### Requirement
Go through the data below. List every line that holds the word "统一社会信用代码".
>>>>>
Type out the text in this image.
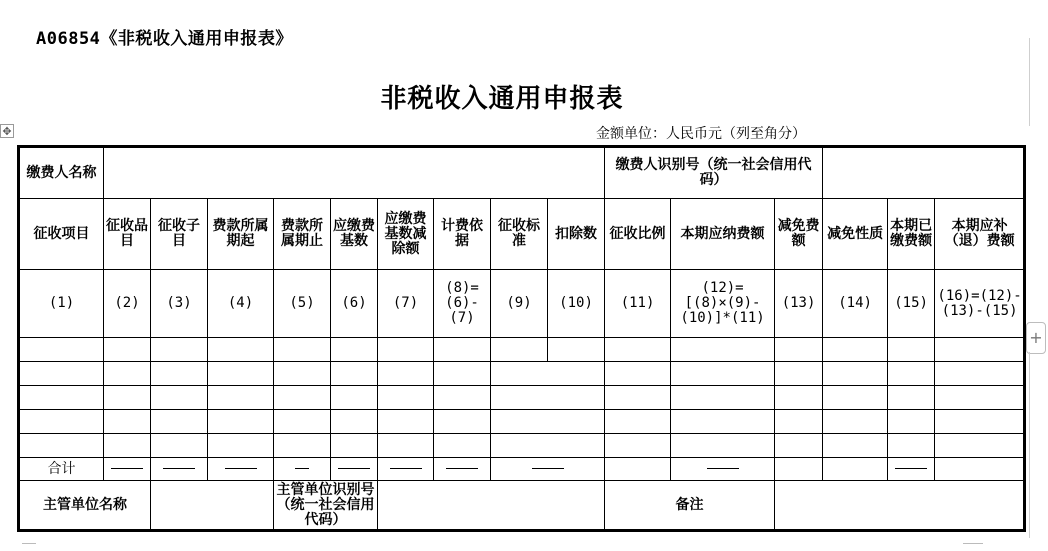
A06854《非税收入通用申报表》
非税收入通用申报表
金额单位：人民币元（列至角分）
✥
+
缴费人名称										缴费人识别号（统一社会信用代码）						
征收项目	征收品目	征收子目	费款所属期起	费款所属期止	应缴费基数	应缴费基数减除额	计费依据	征收标准	扣除数	征收比例	本期应纳费额	减免费额	减免性质	本期已缴费额	本期应补（退）费额	
(1)	(2)	(3)	(4)	(5)	(6)	(7)	(8)=(6)-(7)	(9)	(10)	(11)	(12)=[(8)×(9)-(10)]*(11)	(13)	(14)	(15)	(16)=(12)-(13)-(15)	

合计																
主管单位名称				主管单位识别号（统一社会信用代码）						备注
<<<<<
### Correct result
缴费人名称										缴费人识别号（统一社会信用代码）						
主管单位名称				主管单位识别号（统一社会信用代码）						备注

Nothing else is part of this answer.